◆ **What the task requires**: Output only the lines that run from the line holding "Decode this image" to the end of the data below, including both ends, without any pictures.
Start of Supplied material
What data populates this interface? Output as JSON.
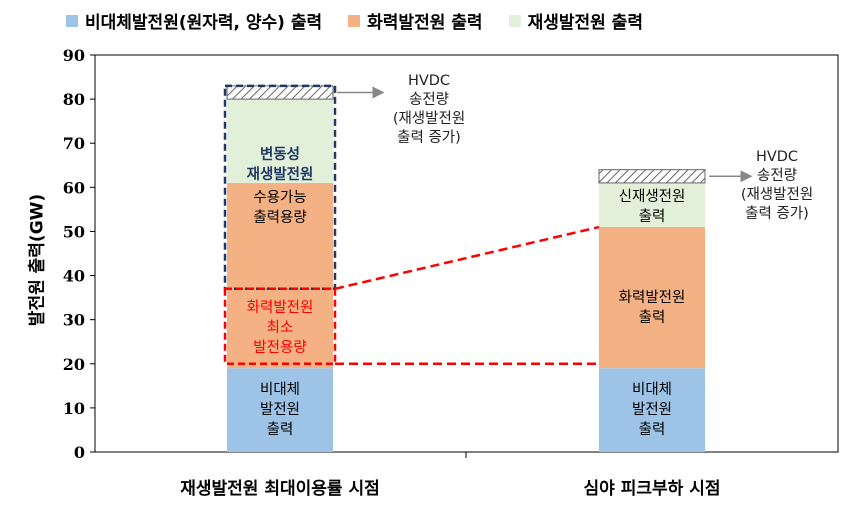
{
  "colors": {
    "nonvariable": "#9dc3e6",
    "thermal": "#f4b183",
    "renewable": "#e2f0d9",
    "hvdc": "#bfbfbf",
    "curtail_box": "#1f3864",
    "thermal_min_box": "#ff0000",
    "thermal_min_text": "#ff0000",
    "variable_text": "#1f3864"
  },
  "legend": [
    {
      "label": "비대체발전원(원자력, 양수) 출력",
      "color": "#9dc3e6"
    },
    {
      "label": "화력발전원 출력",
      "color": "#f4b183"
    },
    {
      "label": "재생발전원 출력",
      "color": "#e2f0d9"
    }
  ],
  "chart_data": {
    "type": "bar",
    "stacked": true,
    "categories": [
      "재생발전원 최대이용률 시점",
      "심야 피크부하 시점"
    ],
    "series": [
      {
        "name": "비대체발전원(원자력, 양수) 출력",
        "values": [
          19,
          19
        ]
      },
      {
        "name": "화력발전원 출력",
        "values": [
          42,
          32
        ]
      },
      {
        "name": "재생발전원 출력",
        "values": [
          19,
          10
        ]
      },
      {
        "name": "HVDC 송전량",
        "values": [
          3,
          3
        ]
      }
    ],
    "ylabel": "발전원 출력(GW)",
    "ylim": [
      0,
      90
    ],
    "yticks": [
      0,
      10,
      20,
      30,
      40,
      50,
      60,
      70,
      80,
      90
    ],
    "grid": false,
    "legend_position": "top",
    "annotations": {
      "bar1_nonvariable": "비대체\n발전원\n출력",
      "bar1_variable": "변동성\n재생발전원",
      "bar1_accept": "수용가능\n출력용량",
      "bar1_thermal_min": "화력발전원\n최소\n발전용량",
      "bar1_hvdc_note": "HVDC\n송전량\n(재생발전원\n출력 증가)",
      "bar2_nonvariable": "비대체\n발전원\n출력",
      "bar2_thermal": "화력발전원\n출력",
      "bar2_renewable": "신재생전원\n출력",
      "bar2_hvdc_note": "HVDC\n송전량\n(재생발전원\n출력 증가)"
    },
    "thermal_min_level": 37,
    "thermal_min_floor": 20,
    "bar2_thermal_top": 51
  }
}
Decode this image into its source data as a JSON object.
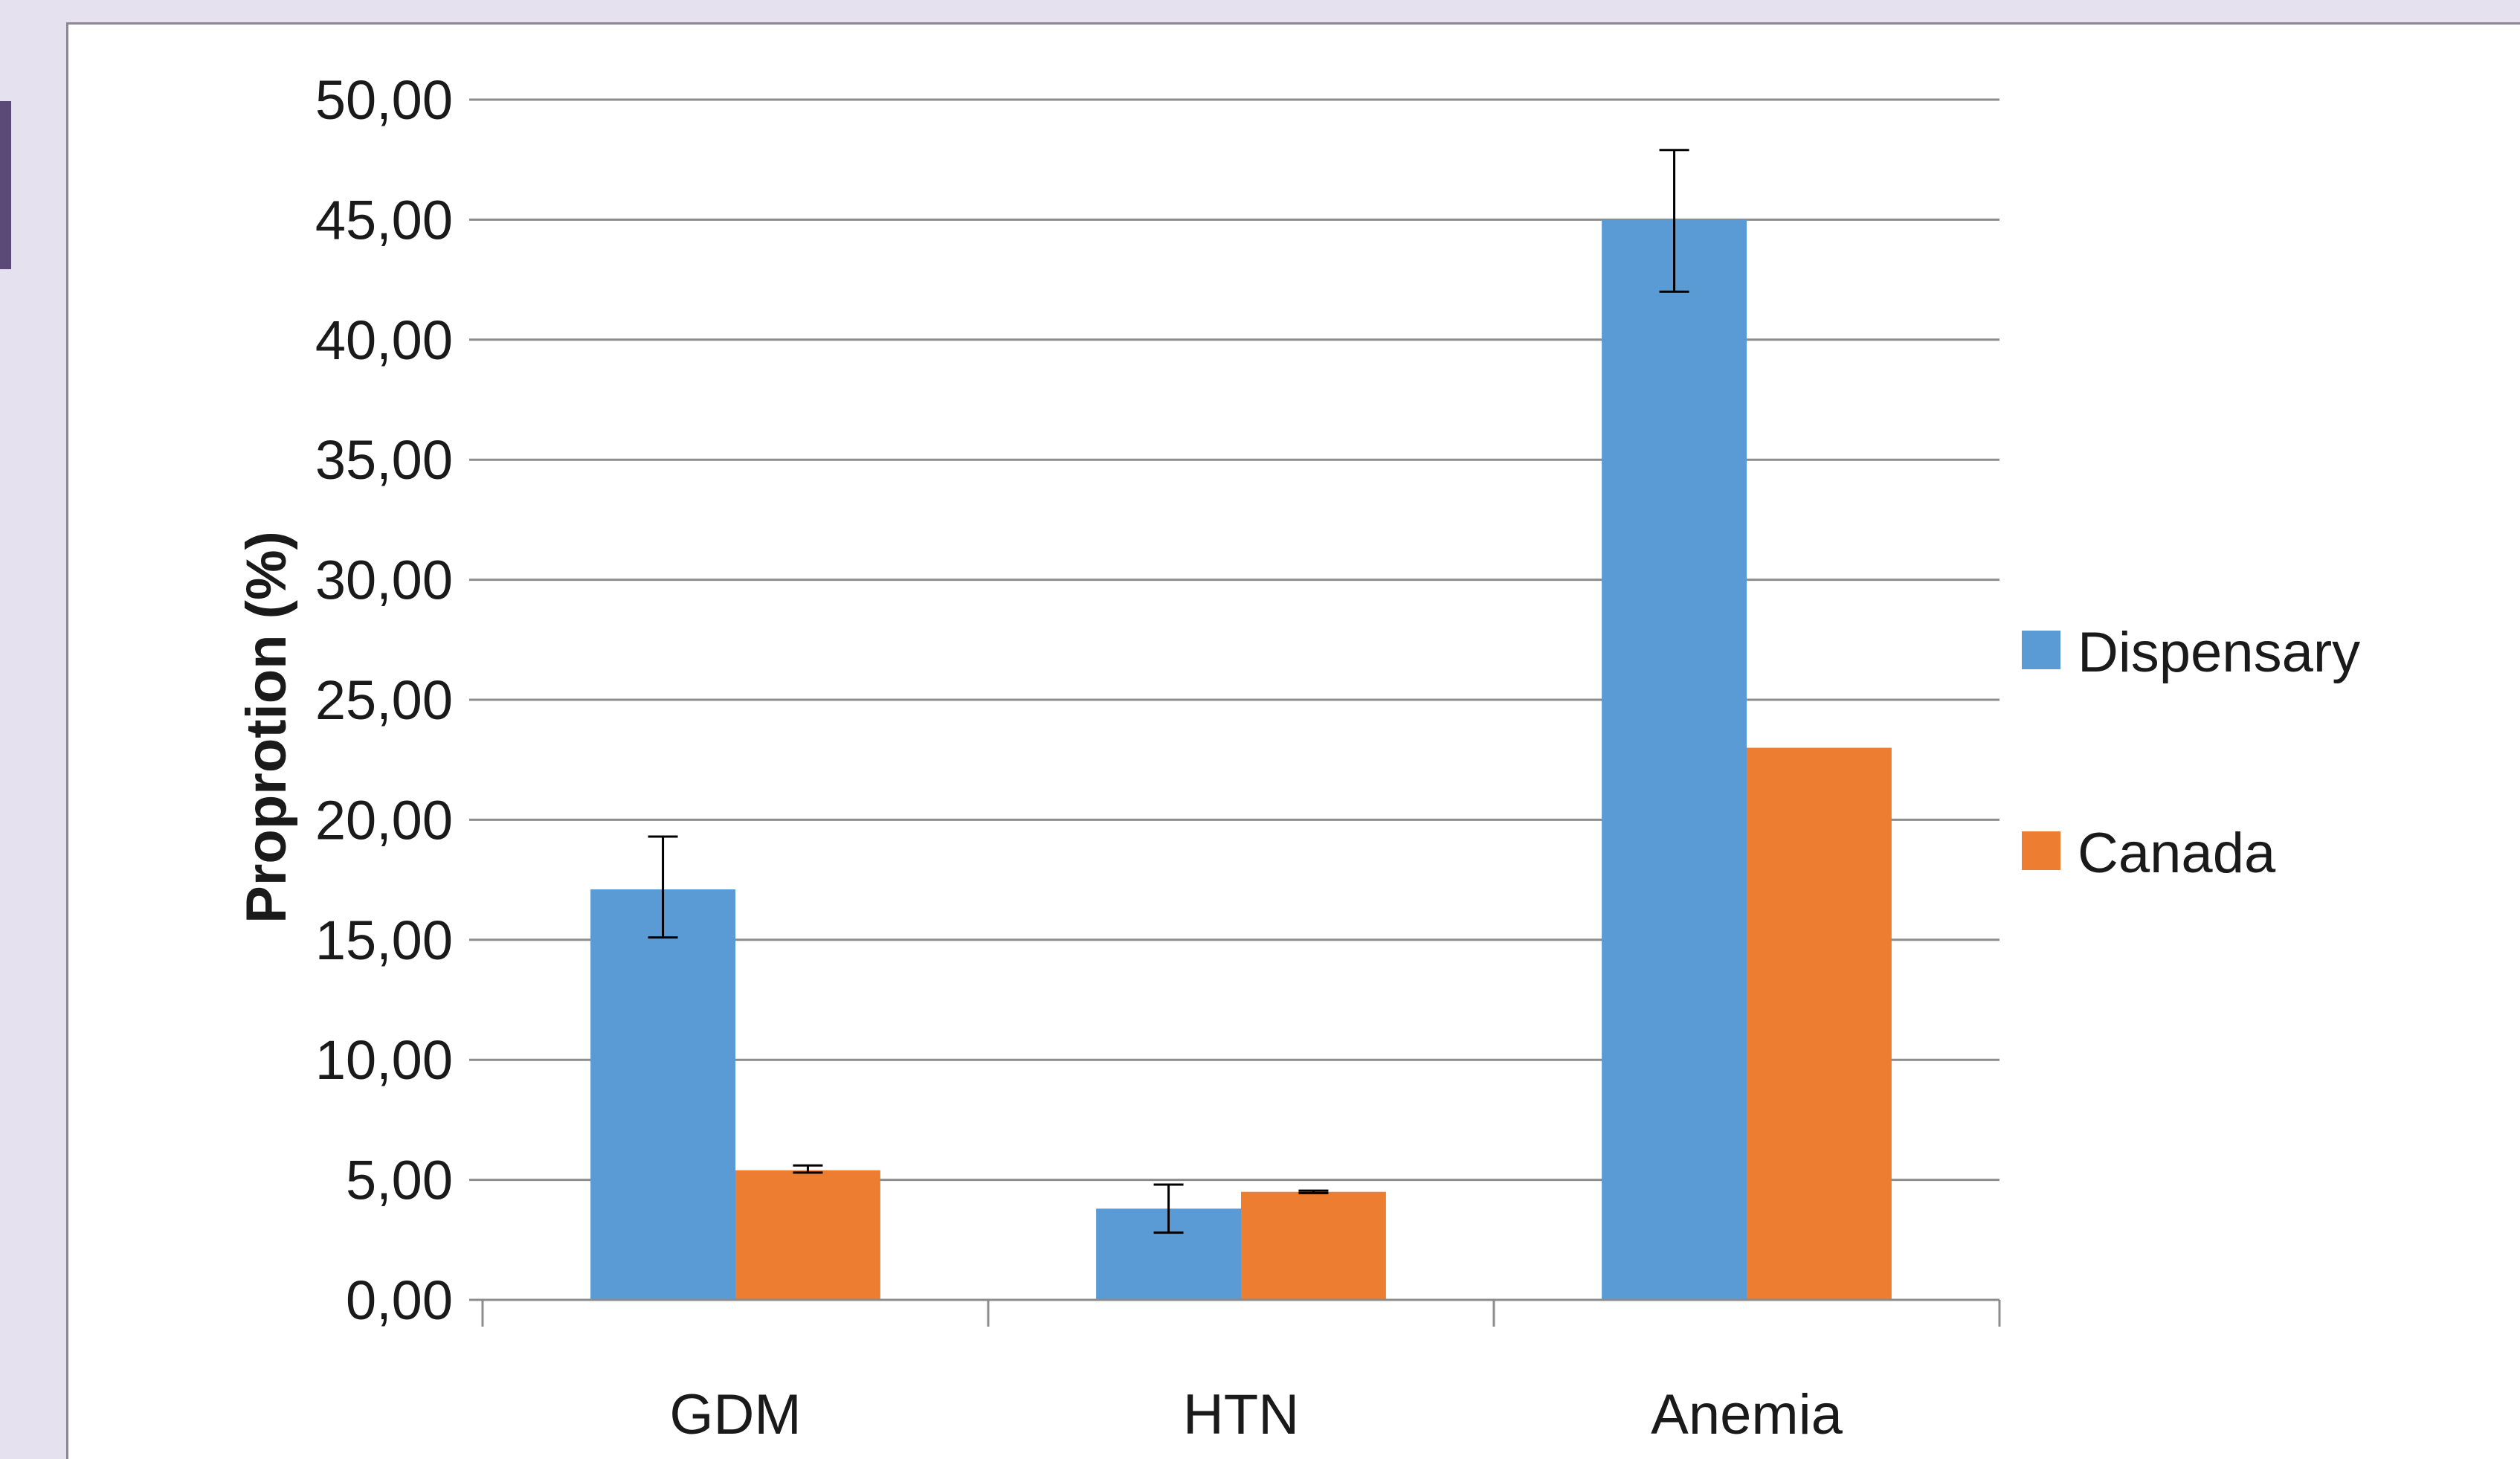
{
  "colors": {
    "page_background": "#e6e1ee",
    "accent_bar": "#5b4a78",
    "panel": "#ffffff",
    "grid": "#8c8c8c",
    "text": "#1a1a1a"
  },
  "chart_data": {
    "type": "bar",
    "title": "",
    "xlabel": "",
    "ylabel": "Proprotion  (%)",
    "ylim": [
      0,
      50
    ],
    "ytick_step": 5,
    "ytick_labels": [
      "0,00",
      "5,00",
      "10,00",
      "15,00",
      "20,00",
      "25,00",
      "30,00",
      "35,00",
      "40,00",
      "45,00",
      "50,00"
    ],
    "grid": true,
    "legend_position": "right",
    "categories": [
      "GDM",
      "HTN",
      "Anemia"
    ],
    "series": [
      {
        "name": "Dispensary",
        "color": "#5b9bd5",
        "values": [
          17.1,
          3.8,
          45.0
        ],
        "error_low": [
          15.1,
          2.8,
          42.0
        ],
        "error_high": [
          19.3,
          4.8,
          47.9
        ]
      },
      {
        "name": "Canada",
        "color": "#ed7d31",
        "values": [
          5.4,
          4.5,
          23.0
        ],
        "error_low": [
          5.3,
          4.45,
          null
        ],
        "error_high": [
          5.6,
          4.55,
          null
        ]
      }
    ]
  }
}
End of Supplied material
◆ **Task solution**:
Decode this image into its source data as a JSON object.
{
  "colors": {
    "page_background": "#e6e1ee",
    "accent_bar": "#5b4a78",
    "panel": "#ffffff",
    "grid": "#8c8c8c",
    "text": "#1a1a1a"
  },
  "chart_data": {
    "type": "bar",
    "title": "",
    "xlabel": "",
    "ylabel": "Proprotion  (%)",
    "ylim": [
      0,
      50
    ],
    "ytick_step": 5,
    "ytick_labels": [
      "0,00",
      "5,00",
      "10,00",
      "15,00",
      "20,00",
      "25,00",
      "30,00",
      "35,00",
      "40,00",
      "45,00",
      "50,00"
    ],
    "grid": true,
    "legend_position": "right",
    "categories": [
      "GDM",
      "HTN",
      "Anemia"
    ],
    "series": [
      {
        "name": "Dispensary",
        "color": "#5b9bd5",
        "values": [
          17.1,
          3.8,
          45.0
        ],
        "error_low": [
          15.1,
          2.8,
          42.0
        ],
        "error_high": [
          19.3,
          4.8,
          47.9
        ]
      },
      {
        "name": "Canada",
        "color": "#ed7d31",
        "values": [
          5.4,
          4.5,
          23.0
        ],
        "error_low": [
          5.3,
          4.45,
          null
        ],
        "error_high": [
          5.6,
          4.55,
          null
        ]
      }
    ]
  }
}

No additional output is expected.